> Direction: Find how many lines in the data below include the word "nHistogram", then write only that number.

--- begin ---

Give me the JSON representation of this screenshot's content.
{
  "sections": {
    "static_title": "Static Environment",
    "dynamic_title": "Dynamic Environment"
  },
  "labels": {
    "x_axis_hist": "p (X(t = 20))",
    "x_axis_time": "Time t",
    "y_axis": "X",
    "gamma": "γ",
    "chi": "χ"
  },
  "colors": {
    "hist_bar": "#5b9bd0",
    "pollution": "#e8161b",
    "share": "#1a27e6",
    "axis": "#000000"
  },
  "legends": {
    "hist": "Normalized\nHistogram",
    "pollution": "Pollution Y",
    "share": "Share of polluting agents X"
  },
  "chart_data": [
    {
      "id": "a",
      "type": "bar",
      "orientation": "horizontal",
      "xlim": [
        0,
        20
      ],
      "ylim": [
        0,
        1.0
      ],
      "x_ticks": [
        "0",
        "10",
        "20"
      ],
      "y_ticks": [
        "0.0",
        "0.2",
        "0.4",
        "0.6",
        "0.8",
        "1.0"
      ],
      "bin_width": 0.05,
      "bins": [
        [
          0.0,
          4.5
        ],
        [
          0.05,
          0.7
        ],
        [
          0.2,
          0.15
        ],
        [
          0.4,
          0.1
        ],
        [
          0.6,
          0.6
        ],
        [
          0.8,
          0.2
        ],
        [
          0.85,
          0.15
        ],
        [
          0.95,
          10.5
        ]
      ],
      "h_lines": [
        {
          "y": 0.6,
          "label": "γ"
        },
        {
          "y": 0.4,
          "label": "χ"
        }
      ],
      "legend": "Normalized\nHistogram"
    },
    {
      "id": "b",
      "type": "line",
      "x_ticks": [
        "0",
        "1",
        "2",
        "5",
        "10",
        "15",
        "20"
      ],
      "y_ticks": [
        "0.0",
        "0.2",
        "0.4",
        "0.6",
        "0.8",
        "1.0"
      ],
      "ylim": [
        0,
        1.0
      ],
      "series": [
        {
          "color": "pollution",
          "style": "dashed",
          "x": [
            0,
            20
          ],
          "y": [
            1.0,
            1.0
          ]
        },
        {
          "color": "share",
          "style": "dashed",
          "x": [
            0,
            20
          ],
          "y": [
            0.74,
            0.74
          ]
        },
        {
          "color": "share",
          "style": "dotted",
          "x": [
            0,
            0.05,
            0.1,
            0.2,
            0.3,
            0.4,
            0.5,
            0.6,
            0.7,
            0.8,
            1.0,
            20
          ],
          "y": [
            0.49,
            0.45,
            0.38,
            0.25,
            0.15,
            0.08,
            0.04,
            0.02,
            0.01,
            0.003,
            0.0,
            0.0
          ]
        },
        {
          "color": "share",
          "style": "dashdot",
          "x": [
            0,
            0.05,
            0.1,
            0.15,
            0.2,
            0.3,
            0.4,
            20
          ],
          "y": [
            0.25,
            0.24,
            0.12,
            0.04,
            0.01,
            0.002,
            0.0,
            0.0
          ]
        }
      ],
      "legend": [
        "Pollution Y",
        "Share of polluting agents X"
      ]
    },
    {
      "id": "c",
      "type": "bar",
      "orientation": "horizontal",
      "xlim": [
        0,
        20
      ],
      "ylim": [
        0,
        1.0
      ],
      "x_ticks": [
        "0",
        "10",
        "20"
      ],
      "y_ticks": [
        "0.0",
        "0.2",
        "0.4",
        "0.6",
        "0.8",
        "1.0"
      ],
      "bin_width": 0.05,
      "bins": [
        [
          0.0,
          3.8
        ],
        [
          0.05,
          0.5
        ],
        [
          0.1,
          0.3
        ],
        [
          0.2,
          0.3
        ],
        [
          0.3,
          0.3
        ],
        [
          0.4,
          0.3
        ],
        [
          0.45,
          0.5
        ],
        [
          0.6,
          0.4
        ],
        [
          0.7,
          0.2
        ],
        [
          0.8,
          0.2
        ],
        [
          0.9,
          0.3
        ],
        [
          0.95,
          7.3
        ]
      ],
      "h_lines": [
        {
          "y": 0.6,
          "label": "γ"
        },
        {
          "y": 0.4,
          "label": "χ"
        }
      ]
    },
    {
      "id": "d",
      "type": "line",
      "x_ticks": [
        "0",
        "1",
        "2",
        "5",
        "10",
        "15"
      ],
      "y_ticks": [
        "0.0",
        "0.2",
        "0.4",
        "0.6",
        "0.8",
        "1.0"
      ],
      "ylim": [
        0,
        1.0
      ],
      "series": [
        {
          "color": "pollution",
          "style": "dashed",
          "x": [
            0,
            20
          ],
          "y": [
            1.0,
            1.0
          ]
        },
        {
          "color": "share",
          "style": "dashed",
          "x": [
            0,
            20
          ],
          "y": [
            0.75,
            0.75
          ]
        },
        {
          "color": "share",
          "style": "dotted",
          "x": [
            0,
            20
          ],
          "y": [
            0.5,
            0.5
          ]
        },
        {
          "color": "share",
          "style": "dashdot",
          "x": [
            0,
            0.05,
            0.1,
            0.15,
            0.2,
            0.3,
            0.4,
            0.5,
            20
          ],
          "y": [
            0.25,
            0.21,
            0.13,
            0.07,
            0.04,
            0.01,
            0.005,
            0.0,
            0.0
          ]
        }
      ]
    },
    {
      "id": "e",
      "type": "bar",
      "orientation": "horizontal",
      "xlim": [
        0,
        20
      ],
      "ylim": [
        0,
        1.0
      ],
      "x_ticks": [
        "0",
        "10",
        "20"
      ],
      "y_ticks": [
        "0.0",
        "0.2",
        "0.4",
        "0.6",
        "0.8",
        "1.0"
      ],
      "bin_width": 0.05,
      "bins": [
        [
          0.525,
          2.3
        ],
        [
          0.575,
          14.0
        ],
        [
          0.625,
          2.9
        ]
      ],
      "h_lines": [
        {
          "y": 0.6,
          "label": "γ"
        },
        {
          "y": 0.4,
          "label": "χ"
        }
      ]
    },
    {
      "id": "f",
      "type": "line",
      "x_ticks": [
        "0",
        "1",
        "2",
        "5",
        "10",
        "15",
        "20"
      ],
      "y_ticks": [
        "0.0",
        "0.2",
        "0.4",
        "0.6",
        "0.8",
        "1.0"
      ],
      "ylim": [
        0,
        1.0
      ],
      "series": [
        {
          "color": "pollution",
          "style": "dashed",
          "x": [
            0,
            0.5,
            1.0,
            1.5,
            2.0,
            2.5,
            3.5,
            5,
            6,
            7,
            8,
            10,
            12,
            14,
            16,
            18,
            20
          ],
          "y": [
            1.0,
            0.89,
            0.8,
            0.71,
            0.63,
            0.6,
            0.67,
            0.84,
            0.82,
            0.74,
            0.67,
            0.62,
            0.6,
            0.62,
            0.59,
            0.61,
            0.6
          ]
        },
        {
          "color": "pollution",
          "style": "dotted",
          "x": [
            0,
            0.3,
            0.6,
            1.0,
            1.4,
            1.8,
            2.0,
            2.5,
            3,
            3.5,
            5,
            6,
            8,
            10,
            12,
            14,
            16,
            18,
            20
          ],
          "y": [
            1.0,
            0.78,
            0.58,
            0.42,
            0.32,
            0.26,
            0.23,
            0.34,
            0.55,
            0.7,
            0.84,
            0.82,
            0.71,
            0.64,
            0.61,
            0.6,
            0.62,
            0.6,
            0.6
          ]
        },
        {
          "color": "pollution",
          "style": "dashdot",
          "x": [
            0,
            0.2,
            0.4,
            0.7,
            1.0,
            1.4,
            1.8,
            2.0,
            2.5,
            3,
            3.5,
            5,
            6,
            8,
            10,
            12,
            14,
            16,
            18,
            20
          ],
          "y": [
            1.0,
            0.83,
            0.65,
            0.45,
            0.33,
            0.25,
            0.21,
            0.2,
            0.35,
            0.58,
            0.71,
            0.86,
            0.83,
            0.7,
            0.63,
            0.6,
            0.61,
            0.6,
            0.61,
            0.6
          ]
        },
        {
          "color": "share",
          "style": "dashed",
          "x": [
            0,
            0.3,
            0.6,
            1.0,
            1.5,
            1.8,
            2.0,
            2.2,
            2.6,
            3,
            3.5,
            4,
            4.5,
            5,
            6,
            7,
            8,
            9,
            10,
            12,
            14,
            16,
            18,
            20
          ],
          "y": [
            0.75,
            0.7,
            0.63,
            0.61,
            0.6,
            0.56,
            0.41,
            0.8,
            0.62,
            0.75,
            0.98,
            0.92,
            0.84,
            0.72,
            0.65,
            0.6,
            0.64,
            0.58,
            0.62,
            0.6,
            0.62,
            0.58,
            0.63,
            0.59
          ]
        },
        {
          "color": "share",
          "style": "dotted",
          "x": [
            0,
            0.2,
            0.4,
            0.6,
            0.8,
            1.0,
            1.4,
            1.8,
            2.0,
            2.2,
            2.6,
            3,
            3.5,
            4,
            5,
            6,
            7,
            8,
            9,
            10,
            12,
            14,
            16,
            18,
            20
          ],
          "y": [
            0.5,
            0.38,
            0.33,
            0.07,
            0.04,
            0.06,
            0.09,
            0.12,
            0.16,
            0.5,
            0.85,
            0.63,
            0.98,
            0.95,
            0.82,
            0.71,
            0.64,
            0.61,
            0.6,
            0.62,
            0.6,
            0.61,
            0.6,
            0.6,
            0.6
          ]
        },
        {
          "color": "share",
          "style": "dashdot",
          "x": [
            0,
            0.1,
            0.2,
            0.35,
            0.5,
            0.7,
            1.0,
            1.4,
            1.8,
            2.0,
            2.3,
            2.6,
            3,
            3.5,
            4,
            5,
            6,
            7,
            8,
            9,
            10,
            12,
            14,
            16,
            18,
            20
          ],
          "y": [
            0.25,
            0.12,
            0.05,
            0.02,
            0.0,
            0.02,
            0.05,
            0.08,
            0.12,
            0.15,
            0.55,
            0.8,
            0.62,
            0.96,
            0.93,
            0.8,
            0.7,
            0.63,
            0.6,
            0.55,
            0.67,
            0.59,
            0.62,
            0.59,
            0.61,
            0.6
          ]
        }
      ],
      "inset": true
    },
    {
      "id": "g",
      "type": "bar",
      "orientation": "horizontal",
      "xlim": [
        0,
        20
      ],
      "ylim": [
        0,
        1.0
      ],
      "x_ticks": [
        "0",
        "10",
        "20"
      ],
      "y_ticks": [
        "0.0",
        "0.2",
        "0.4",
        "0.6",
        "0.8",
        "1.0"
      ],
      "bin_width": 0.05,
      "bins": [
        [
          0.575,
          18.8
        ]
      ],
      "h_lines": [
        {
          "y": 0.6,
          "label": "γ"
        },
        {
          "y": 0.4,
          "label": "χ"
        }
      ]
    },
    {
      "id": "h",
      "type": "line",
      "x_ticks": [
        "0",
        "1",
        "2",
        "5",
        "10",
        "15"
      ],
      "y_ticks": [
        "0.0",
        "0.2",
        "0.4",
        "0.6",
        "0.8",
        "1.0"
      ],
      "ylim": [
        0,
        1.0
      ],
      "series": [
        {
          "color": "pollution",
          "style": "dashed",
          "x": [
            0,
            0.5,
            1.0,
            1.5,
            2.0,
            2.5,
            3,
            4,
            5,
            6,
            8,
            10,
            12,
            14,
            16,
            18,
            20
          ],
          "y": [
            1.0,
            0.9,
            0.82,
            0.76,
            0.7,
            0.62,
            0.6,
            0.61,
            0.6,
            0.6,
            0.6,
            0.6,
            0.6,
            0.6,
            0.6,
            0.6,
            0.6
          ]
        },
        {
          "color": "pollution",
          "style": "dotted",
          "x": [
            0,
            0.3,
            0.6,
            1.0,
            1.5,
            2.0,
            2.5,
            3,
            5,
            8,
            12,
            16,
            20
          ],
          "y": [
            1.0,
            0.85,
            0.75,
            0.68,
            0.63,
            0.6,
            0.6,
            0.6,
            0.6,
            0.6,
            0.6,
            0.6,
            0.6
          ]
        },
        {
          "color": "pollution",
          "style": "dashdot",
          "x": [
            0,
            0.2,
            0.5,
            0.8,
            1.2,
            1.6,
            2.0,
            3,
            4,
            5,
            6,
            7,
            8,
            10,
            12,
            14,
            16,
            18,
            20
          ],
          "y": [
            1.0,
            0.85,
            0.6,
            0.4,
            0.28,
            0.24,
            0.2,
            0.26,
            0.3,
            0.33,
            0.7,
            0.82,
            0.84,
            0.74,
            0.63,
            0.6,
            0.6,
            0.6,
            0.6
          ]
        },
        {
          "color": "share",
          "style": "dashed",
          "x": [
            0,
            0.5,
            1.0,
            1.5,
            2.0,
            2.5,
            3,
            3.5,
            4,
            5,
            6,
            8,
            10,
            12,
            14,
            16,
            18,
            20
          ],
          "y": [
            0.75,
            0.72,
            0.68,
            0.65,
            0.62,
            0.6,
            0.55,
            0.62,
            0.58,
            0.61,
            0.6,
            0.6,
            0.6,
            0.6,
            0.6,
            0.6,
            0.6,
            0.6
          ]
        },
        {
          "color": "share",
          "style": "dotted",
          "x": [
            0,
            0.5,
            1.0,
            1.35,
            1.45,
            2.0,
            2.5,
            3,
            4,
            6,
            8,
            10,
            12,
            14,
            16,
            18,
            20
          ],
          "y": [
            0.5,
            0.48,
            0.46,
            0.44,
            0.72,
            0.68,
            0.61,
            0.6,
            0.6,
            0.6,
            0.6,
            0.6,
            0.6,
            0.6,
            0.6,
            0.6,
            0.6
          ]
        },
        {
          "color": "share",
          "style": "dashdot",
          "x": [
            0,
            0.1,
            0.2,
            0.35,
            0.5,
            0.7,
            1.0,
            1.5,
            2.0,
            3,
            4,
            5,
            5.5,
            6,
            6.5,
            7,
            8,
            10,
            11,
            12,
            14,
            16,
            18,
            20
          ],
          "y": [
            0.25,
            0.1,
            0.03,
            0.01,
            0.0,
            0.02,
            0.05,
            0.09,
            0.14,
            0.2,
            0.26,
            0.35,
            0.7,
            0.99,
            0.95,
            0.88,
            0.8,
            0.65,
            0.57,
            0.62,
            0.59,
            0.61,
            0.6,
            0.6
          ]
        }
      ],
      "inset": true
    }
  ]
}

--- end ---

> Result for this task: 2